*Stated goal*
Scan the data below for the string "surface". Show every line where it turns up.

*Stored data*
* Start *
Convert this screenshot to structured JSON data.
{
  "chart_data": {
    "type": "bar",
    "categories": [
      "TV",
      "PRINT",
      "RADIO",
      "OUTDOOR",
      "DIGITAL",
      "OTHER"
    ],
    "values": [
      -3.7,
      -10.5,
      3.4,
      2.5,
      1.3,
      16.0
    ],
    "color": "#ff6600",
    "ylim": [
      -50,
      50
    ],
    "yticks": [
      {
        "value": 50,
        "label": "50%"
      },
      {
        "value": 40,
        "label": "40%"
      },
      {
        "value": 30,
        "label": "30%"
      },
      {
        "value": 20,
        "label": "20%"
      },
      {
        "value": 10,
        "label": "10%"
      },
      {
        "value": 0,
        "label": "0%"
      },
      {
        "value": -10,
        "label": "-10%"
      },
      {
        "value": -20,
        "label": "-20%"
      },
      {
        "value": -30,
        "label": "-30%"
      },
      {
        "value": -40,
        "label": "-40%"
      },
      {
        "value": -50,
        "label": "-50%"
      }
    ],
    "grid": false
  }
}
* End *
* Start *
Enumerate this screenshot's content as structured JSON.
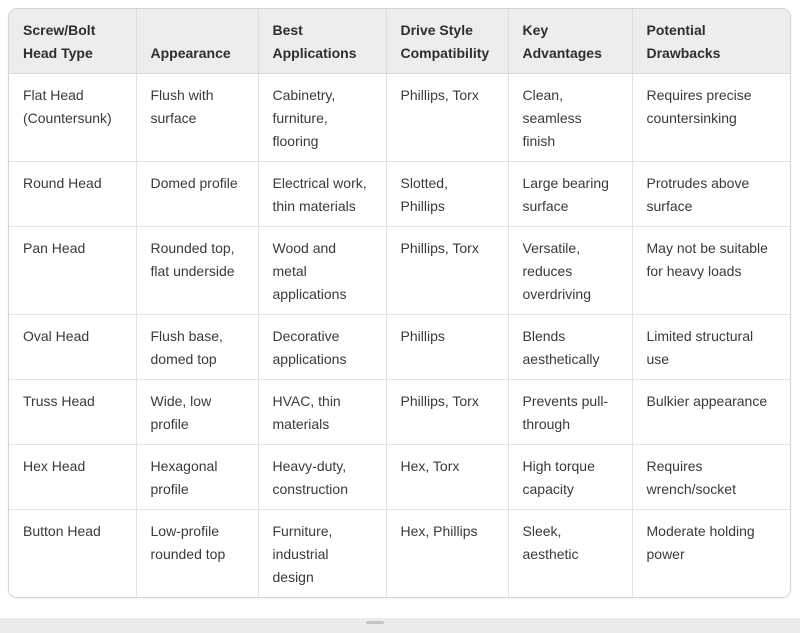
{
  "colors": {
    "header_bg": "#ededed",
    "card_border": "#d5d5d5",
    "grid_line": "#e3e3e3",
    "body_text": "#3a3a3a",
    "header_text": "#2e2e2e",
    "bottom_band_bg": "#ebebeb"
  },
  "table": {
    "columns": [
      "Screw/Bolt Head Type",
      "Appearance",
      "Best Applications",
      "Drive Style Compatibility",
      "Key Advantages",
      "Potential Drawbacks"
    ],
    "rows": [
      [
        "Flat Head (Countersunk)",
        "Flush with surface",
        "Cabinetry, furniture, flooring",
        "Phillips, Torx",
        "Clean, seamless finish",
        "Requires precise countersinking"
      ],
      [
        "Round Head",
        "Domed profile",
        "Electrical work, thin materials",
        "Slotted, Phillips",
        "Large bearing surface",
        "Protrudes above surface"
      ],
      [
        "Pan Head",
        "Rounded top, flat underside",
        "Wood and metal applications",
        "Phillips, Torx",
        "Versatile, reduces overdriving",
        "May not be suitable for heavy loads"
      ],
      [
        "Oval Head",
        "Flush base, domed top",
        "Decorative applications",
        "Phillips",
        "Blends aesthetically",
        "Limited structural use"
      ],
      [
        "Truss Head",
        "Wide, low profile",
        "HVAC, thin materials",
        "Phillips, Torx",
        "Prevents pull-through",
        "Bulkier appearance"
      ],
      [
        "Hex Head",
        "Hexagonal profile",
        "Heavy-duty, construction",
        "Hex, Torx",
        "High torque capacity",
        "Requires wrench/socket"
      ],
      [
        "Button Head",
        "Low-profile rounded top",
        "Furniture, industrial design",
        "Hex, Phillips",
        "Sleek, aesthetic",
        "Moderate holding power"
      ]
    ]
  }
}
* End *
*Result for this task*
        "Flush with surface",
        "Large bearing surface",
        "Protrudes above surface"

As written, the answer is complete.